§ **Aim of the task**
Filter the records below down to lines containing "value".

Dataset items
** start **

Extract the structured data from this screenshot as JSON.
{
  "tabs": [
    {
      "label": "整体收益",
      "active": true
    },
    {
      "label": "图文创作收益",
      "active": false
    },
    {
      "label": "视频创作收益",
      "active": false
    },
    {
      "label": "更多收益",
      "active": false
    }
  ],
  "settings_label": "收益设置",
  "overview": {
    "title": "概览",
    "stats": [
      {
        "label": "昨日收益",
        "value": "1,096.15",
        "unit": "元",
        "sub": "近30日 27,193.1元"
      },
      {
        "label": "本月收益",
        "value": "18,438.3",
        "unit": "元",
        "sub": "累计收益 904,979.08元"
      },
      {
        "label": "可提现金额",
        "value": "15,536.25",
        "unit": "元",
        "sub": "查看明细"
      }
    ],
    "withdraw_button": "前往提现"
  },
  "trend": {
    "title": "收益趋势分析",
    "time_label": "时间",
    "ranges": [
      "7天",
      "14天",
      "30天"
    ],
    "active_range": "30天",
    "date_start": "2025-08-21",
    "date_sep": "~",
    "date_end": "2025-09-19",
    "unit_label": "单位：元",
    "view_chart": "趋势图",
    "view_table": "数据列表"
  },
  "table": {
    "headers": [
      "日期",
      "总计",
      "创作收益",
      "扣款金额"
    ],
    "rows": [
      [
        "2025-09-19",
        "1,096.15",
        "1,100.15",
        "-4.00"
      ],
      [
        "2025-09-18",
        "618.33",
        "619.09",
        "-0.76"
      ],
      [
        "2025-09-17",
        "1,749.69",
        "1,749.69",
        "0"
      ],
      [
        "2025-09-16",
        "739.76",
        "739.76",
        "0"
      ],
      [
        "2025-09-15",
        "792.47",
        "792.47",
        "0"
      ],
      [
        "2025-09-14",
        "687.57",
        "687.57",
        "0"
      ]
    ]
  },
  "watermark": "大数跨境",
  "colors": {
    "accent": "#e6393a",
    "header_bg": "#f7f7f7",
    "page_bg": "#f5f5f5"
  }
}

** end **

§ **Exercise solution**
        "value": "1,096.15",
        "value": "18,438.3",
        "value": "15,536.25",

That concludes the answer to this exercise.